* [Exercise aim]: Take every line that has the string "Angstrom" and copy it out.

-- BEGIN --

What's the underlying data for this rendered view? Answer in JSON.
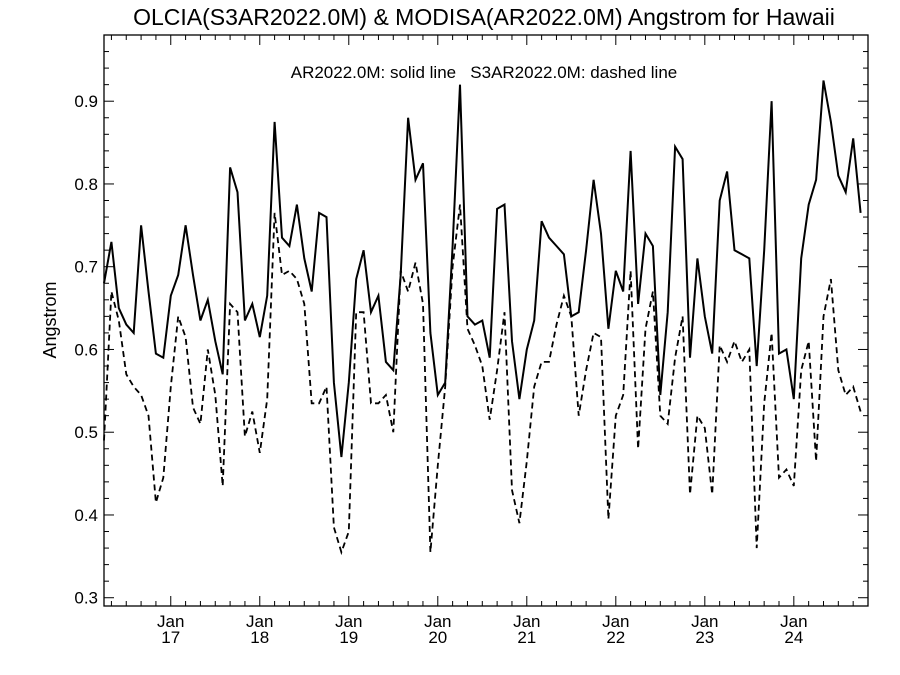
{
  "chart_data": {
    "type": "line",
    "title": "OLCIA(S3AR2022.0M) & MODISA(AR2022.0M)  Angstrom for Hawaii",
    "annotation": "AR2022.0M: solid line   S3AR2022.0M: dashed line",
    "ylabel": "Angstrom",
    "xlabel": "",
    "ylim": [
      0.29,
      0.98
    ],
    "xlim": [
      "2016-04",
      "2024-11"
    ],
    "y_ticks": [
      0.3,
      0.4,
      0.5,
      0.6,
      0.7,
      0.8,
      0.9
    ],
    "y_tick_labels": [
      "0.3",
      "0.4",
      "0.5",
      "0.6",
      "0.7",
      "0.8",
      "0.9"
    ],
    "x_ticks": [
      {
        "month": "Jan",
        "year": "17",
        "date": "2017-01"
      },
      {
        "month": "Jan",
        "year": "18",
        "date": "2018-01"
      },
      {
        "month": "Jan",
        "year": "19",
        "date": "2019-01"
      },
      {
        "month": "Jan",
        "year": "20",
        "date": "2020-01"
      },
      {
        "month": "Jan",
        "year": "21",
        "date": "2021-01"
      },
      {
        "month": "Jan",
        "year": "22",
        "date": "2022-01"
      },
      {
        "month": "Jan",
        "year": "23",
        "date": "2023-01"
      },
      {
        "month": "Jan",
        "year": "24",
        "date": "2024-01"
      }
    ],
    "grid": false,
    "series": [
      {
        "name": "AR2022.0M",
        "style": "solid",
        "color": "#000000",
        "points": [
          [
            "2016-04",
            0.68
          ],
          [
            "2016-05",
            0.73
          ],
          [
            "2016-06",
            0.65
          ],
          [
            "2016-07",
            0.63
          ],
          [
            "2016-08",
            0.62
          ],
          [
            "2016-09",
            0.75
          ],
          [
            "2016-10",
            0.67
          ],
          [
            "2016-11",
            0.595
          ],
          [
            "2016-12",
            0.59
          ],
          [
            "2017-01",
            0.665
          ],
          [
            "2017-02",
            0.69
          ],
          [
            "2017-03",
            0.75
          ],
          [
            "2017-04",
            0.69
          ],
          [
            "2017-05",
            0.635
          ],
          [
            "2017-06",
            0.66
          ],
          [
            "2017-07",
            0.61
          ],
          [
            "2017-08",
            0.57
          ],
          [
            "2017-09",
            0.82
          ],
          [
            "2017-10",
            0.79
          ],
          [
            "2017-11",
            0.635
          ],
          [
            "2017-12",
            0.655
          ],
          [
            "2018-01",
            0.615
          ],
          [
            "2018-02",
            0.665
          ],
          [
            "2018-03",
            0.875
          ],
          [
            "2018-04",
            0.735
          ],
          [
            "2018-05",
            0.725
          ],
          [
            "2018-06",
            0.775
          ],
          [
            "2018-07",
            0.71
          ],
          [
            "2018-08",
            0.67
          ],
          [
            "2018-09",
            0.765
          ],
          [
            "2018-10",
            0.76
          ],
          [
            "2018-11",
            0.56
          ],
          [
            "2018-12",
            0.47
          ],
          [
            "2019-01",
            0.56
          ],
          [
            "2019-02",
            0.685
          ],
          [
            "2019-03",
            0.72
          ],
          [
            "2019-04",
            0.645
          ],
          [
            "2019-05",
            0.665
          ],
          [
            "2019-06",
            0.585
          ],
          [
            "2019-07",
            0.575
          ],
          [
            "2019-08",
            0.69
          ],
          [
            "2019-09",
            0.88
          ],
          [
            "2019-10",
            0.805
          ],
          [
            "2019-11",
            0.825
          ],
          [
            "2019-12",
            0.62
          ],
          [
            "2020-01",
            0.545
          ],
          [
            "2020-02",
            0.56
          ],
          [
            "2020-03",
            0.725
          ],
          [
            "2020-04",
            0.92
          ],
          [
            "2020-05",
            0.64
          ],
          [
            "2020-06",
            0.63
          ],
          [
            "2020-07",
            0.635
          ],
          [
            "2020-08",
            0.59
          ],
          [
            "2020-09",
            0.77
          ],
          [
            "2020-10",
            0.775
          ],
          [
            "2020-11",
            0.61
          ],
          [
            "2020-12",
            0.54
          ],
          [
            "2021-01",
            0.6
          ],
          [
            "2021-02",
            0.635
          ],
          [
            "2021-03",
            0.755
          ],
          [
            "2021-04",
            0.735
          ],
          [
            "2021-05",
            0.725
          ],
          [
            "2021-06",
            0.715
          ],
          [
            "2021-07",
            0.64
          ],
          [
            "2021-08",
            0.645
          ],
          [
            "2021-09",
            0.72
          ],
          [
            "2021-10",
            0.805
          ],
          [
            "2021-11",
            0.74
          ],
          [
            "2021-12",
            0.625
          ],
          [
            "2022-01",
            0.695
          ],
          [
            "2022-02",
            0.67
          ],
          [
            "2022-03",
            0.84
          ],
          [
            "2022-04",
            0.655
          ],
          [
            "2022-05",
            0.74
          ],
          [
            "2022-06",
            0.725
          ],
          [
            "2022-07",
            0.545
          ],
          [
            "2022-08",
            0.645
          ],
          [
            "2022-09",
            0.845
          ],
          [
            "2022-10",
            0.83
          ],
          [
            "2022-11",
            0.59
          ],
          [
            "2022-12",
            0.71
          ],
          [
            "2023-01",
            0.64
          ],
          [
            "2023-02",
            0.595
          ],
          [
            "2023-03",
            0.78
          ],
          [
            "2023-04",
            0.815
          ],
          [
            "2023-05",
            0.72
          ],
          [
            "2023-06",
            0.715
          ],
          [
            "2023-07",
            0.71
          ],
          [
            "2023-08",
            0.58
          ],
          [
            "2023-09",
            0.72
          ],
          [
            "2023-10",
            0.9
          ],
          [
            "2023-11",
            0.595
          ],
          [
            "2023-12",
            0.6
          ],
          [
            "2024-01",
            0.54
          ],
          [
            "2024-02",
            0.71
          ],
          [
            "2024-03",
            0.775
          ],
          [
            "2024-04",
            0.805
          ],
          [
            "2024-05",
            0.925
          ],
          [
            "2024-06",
            0.875
          ],
          [
            "2024-07",
            0.81
          ],
          [
            "2024-08",
            0.79
          ],
          [
            "2024-09",
            0.855
          ],
          [
            "2024-10",
            0.765
          ]
        ]
      },
      {
        "name": "S3AR2022.0M",
        "style": "dashed",
        "color": "#000000",
        "points": [
          [
            "2016-04",
            0.49
          ],
          [
            "2016-05",
            0.67
          ],
          [
            "2016-06",
            0.635
          ],
          [
            "2016-07",
            0.57
          ],
          [
            "2016-08",
            0.555
          ],
          [
            "2016-09",
            0.545
          ],
          [
            "2016-10",
            0.52
          ],
          [
            "2016-11",
            0.415
          ],
          [
            "2016-12",
            0.445
          ],
          [
            "2017-01",
            0.555
          ],
          [
            "2017-02",
            0.64
          ],
          [
            "2017-03",
            0.615
          ],
          [
            "2017-04",
            0.53
          ],
          [
            "2017-05",
            0.51
          ],
          [
            "2017-06",
            0.6
          ],
          [
            "2017-07",
            0.545
          ],
          [
            "2017-08",
            0.435
          ],
          [
            "2017-09",
            0.655
          ],
          [
            "2017-10",
            0.645
          ],
          [
            "2017-11",
            0.495
          ],
          [
            "2017-12",
            0.525
          ],
          [
            "2018-01",
            0.475
          ],
          [
            "2018-02",
            0.54
          ],
          [
            "2018-03",
            0.765
          ],
          [
            "2018-04",
            0.69
          ],
          [
            "2018-05",
            0.695
          ],
          [
            "2018-06",
            0.685
          ],
          [
            "2018-07",
            0.655
          ],
          [
            "2018-08",
            0.535
          ],
          [
            "2018-09",
            0.535
          ],
          [
            "2018-10",
            0.555
          ],
          [
            "2018-11",
            0.385
          ],
          [
            "2018-12",
            0.355
          ],
          [
            "2019-01",
            0.38
          ],
          [
            "2019-02",
            0.645
          ],
          [
            "2019-03",
            0.645
          ],
          [
            "2019-04",
            0.535
          ],
          [
            "2019-05",
            0.535
          ],
          [
            "2019-06",
            0.545
          ],
          [
            "2019-07",
            0.5
          ],
          [
            "2019-08",
            0.695
          ],
          [
            "2019-09",
            0.67
          ],
          [
            "2019-10",
            0.705
          ],
          [
            "2019-11",
            0.655
          ],
          [
            "2019-12",
            0.355
          ],
          [
            "2020-01",
            0.46
          ],
          [
            "2020-02",
            0.555
          ],
          [
            "2020-03",
            0.7
          ],
          [
            "2020-04",
            0.775
          ],
          [
            "2020-05",
            0.625
          ],
          [
            "2020-06",
            0.605
          ],
          [
            "2020-07",
            0.58
          ],
          [
            "2020-08",
            0.515
          ],
          [
            "2020-09",
            0.575
          ],
          [
            "2020-10",
            0.645
          ],
          [
            "2020-11",
            0.43
          ],
          [
            "2020-12",
            0.39
          ],
          [
            "2021-01",
            0.465
          ],
          [
            "2021-02",
            0.555
          ],
          [
            "2021-03",
            0.585
          ],
          [
            "2021-04",
            0.585
          ],
          [
            "2021-05",
            0.63
          ],
          [
            "2021-06",
            0.665
          ],
          [
            "2021-07",
            0.64
          ],
          [
            "2021-08",
            0.52
          ],
          [
            "2021-09",
            0.575
          ],
          [
            "2021-10",
            0.62
          ],
          [
            "2021-11",
            0.615
          ],
          [
            "2021-12",
            0.395
          ],
          [
            "2022-01",
            0.52
          ],
          [
            "2022-02",
            0.545
          ],
          [
            "2022-03",
            0.695
          ],
          [
            "2022-04",
            0.48
          ],
          [
            "2022-05",
            0.625
          ],
          [
            "2022-06",
            0.67
          ],
          [
            "2022-07",
            0.52
          ],
          [
            "2022-08",
            0.51
          ],
          [
            "2022-09",
            0.59
          ],
          [
            "2022-10",
            0.64
          ],
          [
            "2022-11",
            0.425
          ],
          [
            "2022-12",
            0.52
          ],
          [
            "2023-01",
            0.505
          ],
          [
            "2023-02",
            0.425
          ],
          [
            "2023-03",
            0.605
          ],
          [
            "2023-04",
            0.585
          ],
          [
            "2023-05",
            0.61
          ],
          [
            "2023-06",
            0.585
          ],
          [
            "2023-07",
            0.6
          ],
          [
            "2023-08",
            0.36
          ],
          [
            "2023-09",
            0.535
          ],
          [
            "2023-10",
            0.62
          ],
          [
            "2023-11",
            0.445
          ],
          [
            "2023-12",
            0.455
          ],
          [
            "2024-01",
            0.435
          ],
          [
            "2024-02",
            0.575
          ],
          [
            "2024-03",
            0.61
          ],
          [
            "2024-04",
            0.465
          ],
          [
            "2024-05",
            0.64
          ],
          [
            "2024-06",
            0.685
          ],
          [
            "2024-07",
            0.575
          ],
          [
            "2024-08",
            0.545
          ],
          [
            "2024-09",
            0.555
          ],
          [
            "2024-10",
            0.525
          ]
        ]
      }
    ]
  }
}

-- END --

* [Answer to the task]:
    "title": "OLCIA(S3AR2022.0M) & MODISA(AR2022.0M)  Angstrom for Hawaii",
    "ylabel": "Angstrom",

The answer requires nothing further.